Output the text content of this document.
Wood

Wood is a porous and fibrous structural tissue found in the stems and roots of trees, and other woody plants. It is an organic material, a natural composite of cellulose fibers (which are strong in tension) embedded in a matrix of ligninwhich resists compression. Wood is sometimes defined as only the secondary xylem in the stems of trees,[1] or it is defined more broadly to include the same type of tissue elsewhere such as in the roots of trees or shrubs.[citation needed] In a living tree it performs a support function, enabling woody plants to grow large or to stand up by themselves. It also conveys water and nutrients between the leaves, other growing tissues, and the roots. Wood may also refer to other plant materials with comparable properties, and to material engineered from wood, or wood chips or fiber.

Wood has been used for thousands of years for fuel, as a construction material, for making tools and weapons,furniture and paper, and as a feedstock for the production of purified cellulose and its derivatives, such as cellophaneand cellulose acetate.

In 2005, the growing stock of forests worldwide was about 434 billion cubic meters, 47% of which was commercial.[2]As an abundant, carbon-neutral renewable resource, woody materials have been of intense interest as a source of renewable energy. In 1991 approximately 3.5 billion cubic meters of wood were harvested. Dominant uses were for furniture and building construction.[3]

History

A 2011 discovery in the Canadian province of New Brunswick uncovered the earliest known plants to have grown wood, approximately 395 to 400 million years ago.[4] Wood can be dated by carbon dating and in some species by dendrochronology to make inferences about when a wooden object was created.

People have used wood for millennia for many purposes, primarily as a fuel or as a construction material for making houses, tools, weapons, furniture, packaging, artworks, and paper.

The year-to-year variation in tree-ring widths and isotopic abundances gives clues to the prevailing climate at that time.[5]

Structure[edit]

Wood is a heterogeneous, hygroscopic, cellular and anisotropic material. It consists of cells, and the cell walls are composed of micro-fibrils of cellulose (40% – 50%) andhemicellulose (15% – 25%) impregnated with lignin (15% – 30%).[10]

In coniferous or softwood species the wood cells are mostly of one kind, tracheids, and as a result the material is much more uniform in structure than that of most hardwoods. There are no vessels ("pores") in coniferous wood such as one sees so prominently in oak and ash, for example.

What to produce:
Print the records once more, exactly as they were given.

Response:
Output the text content of this document.
Wood

Wood is a porous and fibrous structural tissue found in the stems and roots of trees, and other woody plants. It is an organic material, a natural composite of cellulose fibers (which are strong in tension) embedded in a matrix of ligninwhich resists compression. Wood is sometimes defined as only the secondary xylem in the stems of trees,[1] or it is defined more broadly to include the same type of tissue elsewhere such as in the roots of trees or shrubs.[citation needed] In a living tree it performs a support function, enabling woody plants to grow large or to stand up by themselves. It also conveys water and nutrients between the leaves, other growing tissues, and the roots. Wood may also refer to other plant materials with comparable properties, and to material engineered from wood, or wood chips or fiber.

Wood has been used for thousands of years for fuel, as a construction material, for making tools and weapons,furniture and paper, and as a feedstock for the production of purified cellulose and its derivatives, such as cellophaneand cellulose acetate.

In 2005, the growing stock of forests worldwide was about 434 billion cubic meters, 47% of which was commercial.[2]As an abundant, carbon-neutral renewable resource, woody materials have been of intense interest as a source of renewable energy. In 1991 approximately 3.5 billion cubic meters of wood were harvested. Dominant uses were for furniture and building construction.[3]

History

A 2011 discovery in the Canadian province of New Brunswick uncovered the earliest known plants to have grown wood, approximately 395 to 400 million years ago.[4] Wood can be dated by carbon dating and in some species by dendrochronology to make inferences about when a wooden object was created.

People have used wood for millennia for many purposes, primarily as a fuel or as a construction material for making houses, tools, weapons, furniture, packaging, artworks, and paper.

The year-to-year variation in tree-ring widths and isotopic abundances gives clues to the prevailing climate at that time.[5]

Structure[edit]

Wood is a heterogeneous, hygroscopic, cellular and anisotropic material. It consists of cells, and the cell walls are composed of micro-fibrils of cellulose (40% – 50%) andhemicellulose (15% – 25%) impregnated with lignin (15% – 30%).[10]

In coniferous or softwood species the wood cells are mostly of one kind, tracheids, and as a result the material is much more uniform in structure than that of most hardwoods. There are no vessels ("pores") in coniferous wood such as one sees so prominently in oak and ash, for example.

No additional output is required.